_AIM:_ What is the count of lines that hold the word "Settings"? Give only the number.

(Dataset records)
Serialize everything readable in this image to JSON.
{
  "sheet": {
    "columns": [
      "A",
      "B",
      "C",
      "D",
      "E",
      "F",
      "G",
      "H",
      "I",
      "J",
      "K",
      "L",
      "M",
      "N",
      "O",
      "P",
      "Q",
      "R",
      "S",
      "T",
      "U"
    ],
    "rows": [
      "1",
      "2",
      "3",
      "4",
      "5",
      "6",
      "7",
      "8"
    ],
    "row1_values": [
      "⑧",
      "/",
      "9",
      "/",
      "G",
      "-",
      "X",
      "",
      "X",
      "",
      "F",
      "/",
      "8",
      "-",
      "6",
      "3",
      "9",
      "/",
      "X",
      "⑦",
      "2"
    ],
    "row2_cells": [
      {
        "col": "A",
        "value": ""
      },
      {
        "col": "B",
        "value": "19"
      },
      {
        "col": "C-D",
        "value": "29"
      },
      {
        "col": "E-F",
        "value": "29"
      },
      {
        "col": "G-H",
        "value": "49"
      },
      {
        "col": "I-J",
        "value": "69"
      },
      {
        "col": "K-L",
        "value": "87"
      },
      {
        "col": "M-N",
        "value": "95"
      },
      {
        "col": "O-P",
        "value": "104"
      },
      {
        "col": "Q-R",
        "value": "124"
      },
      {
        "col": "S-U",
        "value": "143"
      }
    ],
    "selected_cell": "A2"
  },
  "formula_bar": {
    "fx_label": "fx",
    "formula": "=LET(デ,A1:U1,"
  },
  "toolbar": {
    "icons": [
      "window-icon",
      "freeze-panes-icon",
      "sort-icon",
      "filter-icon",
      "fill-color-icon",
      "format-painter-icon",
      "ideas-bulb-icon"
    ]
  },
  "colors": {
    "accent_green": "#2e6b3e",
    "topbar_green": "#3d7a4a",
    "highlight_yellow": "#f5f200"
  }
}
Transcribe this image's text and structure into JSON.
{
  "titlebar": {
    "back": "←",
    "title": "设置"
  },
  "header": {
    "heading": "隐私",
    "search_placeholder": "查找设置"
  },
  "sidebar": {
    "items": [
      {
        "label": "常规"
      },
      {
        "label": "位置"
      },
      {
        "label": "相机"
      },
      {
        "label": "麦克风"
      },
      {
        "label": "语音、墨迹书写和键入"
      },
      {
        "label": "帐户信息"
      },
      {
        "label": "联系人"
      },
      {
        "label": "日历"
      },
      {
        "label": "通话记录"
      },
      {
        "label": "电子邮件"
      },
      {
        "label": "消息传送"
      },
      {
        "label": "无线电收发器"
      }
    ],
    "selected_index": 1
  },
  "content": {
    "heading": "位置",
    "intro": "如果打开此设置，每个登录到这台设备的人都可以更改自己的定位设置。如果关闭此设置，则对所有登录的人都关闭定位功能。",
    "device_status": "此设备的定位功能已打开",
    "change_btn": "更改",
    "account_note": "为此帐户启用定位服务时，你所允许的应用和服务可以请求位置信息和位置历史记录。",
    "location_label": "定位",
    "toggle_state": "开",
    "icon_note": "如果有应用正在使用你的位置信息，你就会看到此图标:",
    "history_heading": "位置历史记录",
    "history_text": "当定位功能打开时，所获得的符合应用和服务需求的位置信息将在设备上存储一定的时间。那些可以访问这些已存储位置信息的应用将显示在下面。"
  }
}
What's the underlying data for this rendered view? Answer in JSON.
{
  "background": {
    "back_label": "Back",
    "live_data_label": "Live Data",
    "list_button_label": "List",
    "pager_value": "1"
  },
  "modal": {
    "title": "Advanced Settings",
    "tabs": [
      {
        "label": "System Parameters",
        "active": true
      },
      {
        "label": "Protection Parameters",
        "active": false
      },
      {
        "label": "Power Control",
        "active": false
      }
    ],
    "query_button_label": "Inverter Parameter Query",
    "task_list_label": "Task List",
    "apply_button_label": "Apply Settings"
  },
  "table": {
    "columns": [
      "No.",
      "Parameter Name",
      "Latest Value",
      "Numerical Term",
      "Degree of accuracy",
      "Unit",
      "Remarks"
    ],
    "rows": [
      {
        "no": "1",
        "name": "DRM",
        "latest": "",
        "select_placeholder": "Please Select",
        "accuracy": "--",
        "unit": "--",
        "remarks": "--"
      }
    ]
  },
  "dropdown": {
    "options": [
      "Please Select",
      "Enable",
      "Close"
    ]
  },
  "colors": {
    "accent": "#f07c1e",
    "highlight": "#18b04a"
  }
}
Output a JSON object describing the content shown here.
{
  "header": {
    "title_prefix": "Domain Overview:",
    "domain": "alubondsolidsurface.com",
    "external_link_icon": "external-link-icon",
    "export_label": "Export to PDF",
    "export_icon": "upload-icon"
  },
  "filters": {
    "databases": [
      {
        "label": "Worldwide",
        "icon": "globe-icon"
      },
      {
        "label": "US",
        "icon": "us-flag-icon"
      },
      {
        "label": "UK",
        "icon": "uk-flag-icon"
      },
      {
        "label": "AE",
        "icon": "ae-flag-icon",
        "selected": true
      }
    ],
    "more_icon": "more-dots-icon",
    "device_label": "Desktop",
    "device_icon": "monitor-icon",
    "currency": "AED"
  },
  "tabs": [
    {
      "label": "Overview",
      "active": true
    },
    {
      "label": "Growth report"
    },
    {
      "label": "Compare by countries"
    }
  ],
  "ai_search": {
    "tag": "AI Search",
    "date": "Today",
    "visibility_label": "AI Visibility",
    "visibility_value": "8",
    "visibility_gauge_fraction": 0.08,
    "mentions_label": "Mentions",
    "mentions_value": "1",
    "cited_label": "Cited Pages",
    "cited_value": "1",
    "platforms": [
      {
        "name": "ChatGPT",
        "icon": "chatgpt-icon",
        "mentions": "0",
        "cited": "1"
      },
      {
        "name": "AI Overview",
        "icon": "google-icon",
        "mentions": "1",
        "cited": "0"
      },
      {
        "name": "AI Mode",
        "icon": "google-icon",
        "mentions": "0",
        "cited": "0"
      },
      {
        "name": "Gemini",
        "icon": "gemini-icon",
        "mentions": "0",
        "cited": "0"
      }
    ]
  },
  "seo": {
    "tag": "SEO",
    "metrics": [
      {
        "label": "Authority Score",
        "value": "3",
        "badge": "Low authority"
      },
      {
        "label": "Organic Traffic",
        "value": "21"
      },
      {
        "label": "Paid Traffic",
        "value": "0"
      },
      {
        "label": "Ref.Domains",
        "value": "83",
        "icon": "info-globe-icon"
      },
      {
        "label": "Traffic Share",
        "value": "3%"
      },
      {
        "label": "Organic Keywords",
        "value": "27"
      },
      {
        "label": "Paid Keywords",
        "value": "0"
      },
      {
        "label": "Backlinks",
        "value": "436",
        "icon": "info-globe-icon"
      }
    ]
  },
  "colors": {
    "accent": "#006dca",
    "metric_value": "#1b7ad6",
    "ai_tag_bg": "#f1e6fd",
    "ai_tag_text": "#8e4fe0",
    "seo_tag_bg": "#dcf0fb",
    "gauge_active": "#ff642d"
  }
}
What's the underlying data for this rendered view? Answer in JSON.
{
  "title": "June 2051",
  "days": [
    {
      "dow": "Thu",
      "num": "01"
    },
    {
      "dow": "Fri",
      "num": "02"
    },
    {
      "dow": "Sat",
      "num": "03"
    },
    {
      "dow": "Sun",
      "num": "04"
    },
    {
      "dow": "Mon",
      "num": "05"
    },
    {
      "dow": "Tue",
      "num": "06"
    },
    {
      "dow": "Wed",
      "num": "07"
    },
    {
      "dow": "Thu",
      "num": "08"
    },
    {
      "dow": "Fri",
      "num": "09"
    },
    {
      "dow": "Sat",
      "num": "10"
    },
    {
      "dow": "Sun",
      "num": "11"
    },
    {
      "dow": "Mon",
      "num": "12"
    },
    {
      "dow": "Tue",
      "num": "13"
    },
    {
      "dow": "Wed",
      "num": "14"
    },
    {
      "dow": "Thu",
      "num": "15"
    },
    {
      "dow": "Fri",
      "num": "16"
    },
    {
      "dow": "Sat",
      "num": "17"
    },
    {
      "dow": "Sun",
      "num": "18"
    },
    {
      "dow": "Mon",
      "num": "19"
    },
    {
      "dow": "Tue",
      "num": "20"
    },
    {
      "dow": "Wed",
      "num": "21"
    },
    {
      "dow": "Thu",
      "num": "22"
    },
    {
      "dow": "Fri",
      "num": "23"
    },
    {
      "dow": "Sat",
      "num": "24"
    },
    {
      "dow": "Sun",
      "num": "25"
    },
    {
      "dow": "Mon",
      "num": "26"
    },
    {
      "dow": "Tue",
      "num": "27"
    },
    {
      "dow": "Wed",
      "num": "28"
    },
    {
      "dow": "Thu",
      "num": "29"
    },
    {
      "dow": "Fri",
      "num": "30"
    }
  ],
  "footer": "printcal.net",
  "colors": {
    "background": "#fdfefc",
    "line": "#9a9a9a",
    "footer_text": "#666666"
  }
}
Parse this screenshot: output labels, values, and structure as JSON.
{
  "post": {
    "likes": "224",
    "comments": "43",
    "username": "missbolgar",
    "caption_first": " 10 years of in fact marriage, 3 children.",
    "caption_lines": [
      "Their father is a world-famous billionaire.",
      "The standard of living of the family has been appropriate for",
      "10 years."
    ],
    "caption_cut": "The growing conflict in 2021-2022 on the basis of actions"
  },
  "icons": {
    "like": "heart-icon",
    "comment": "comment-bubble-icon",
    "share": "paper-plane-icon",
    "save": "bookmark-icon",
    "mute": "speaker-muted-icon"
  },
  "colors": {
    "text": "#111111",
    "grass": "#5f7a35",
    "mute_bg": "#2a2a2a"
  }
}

_ANSWER TO THIS PROBLEM:_ 2